**Problem statement**
Without including any images, repeat the data exactly.

### Items

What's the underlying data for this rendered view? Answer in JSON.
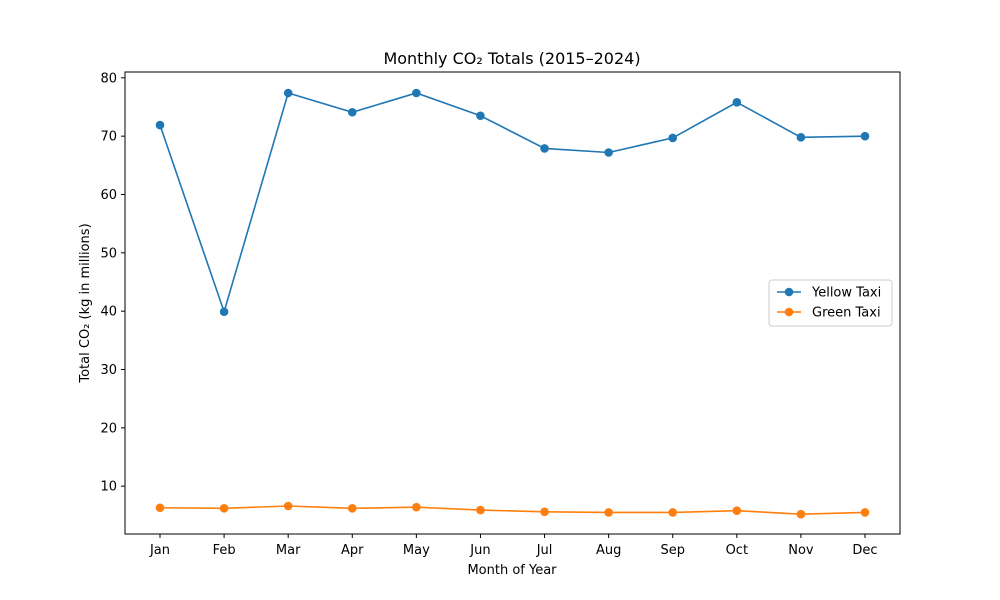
{
  "chart_data": {
    "type": "line",
    "title": "Monthly CO₂ Totals (2015–2024)",
    "xlabel": "Month of Year",
    "ylabel": "Total CO₂ (kg in millions)",
    "categories": [
      "Jan",
      "Feb",
      "Mar",
      "Apr",
      "May",
      "Jun",
      "Jul",
      "Aug",
      "Sep",
      "Oct",
      "Nov",
      "Dec"
    ],
    "ylim": [
      1.8,
      81
    ],
    "yticks": [
      "10",
      "20",
      "30",
      "40",
      "50",
      "60",
      "70",
      "80"
    ],
    "grid": false,
    "legend_position": "center-right",
    "series": [
      {
        "name": "Yellow Taxi",
        "color": "#1f77b4",
        "values": [
          71.9,
          39.9,
          77.4,
          74.1,
          77.4,
          73.5,
          67.9,
          67.2,
          69.7,
          75.8,
          69.8,
          70.0
        ]
      },
      {
        "name": "Green Taxi",
        "color": "#ff7f0e",
        "values": [
          6.3,
          6.2,
          6.6,
          6.2,
          6.4,
          5.9,
          5.6,
          5.5,
          5.5,
          5.8,
          5.2,
          5.5
        ]
      }
    ]
  }
}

######

**Exercise response**
What's the underlying data for this rendered view? Answer in JSON.
{
  "chart_data": {
    "type": "line",
    "title": "Monthly CO₂ Totals (2015–2024)",
    "xlabel": "Month of Year",
    "ylabel": "Total CO₂ (kg in millions)",
    "categories": [
      "Jan",
      "Feb",
      "Mar",
      "Apr",
      "May",
      "Jun",
      "Jul",
      "Aug",
      "Sep",
      "Oct",
      "Nov",
      "Dec"
    ],
    "ylim": [
      1.8,
      81
    ],
    "yticks": [
      "10",
      "20",
      "30",
      "40",
      "50",
      "60",
      "70",
      "80"
    ],
    "grid": false,
    "legend_position": "center-right",
    "series": [
      {
        "name": "Yellow Taxi",
        "color": "#1f77b4",
        "values": [
          71.9,
          39.9,
          77.4,
          74.1,
          77.4,
          73.5,
          67.9,
          67.2,
          69.7,
          75.8,
          69.8,
          70.0
        ]
      },
      {
        "name": "Green Taxi",
        "color": "#ff7f0e",
        "values": [
          6.3,
          6.2,
          6.6,
          6.2,
          6.4,
          5.9,
          5.6,
          5.5,
          5.5,
          5.8,
          5.2,
          5.5
        ]
      }
    ]
  }
}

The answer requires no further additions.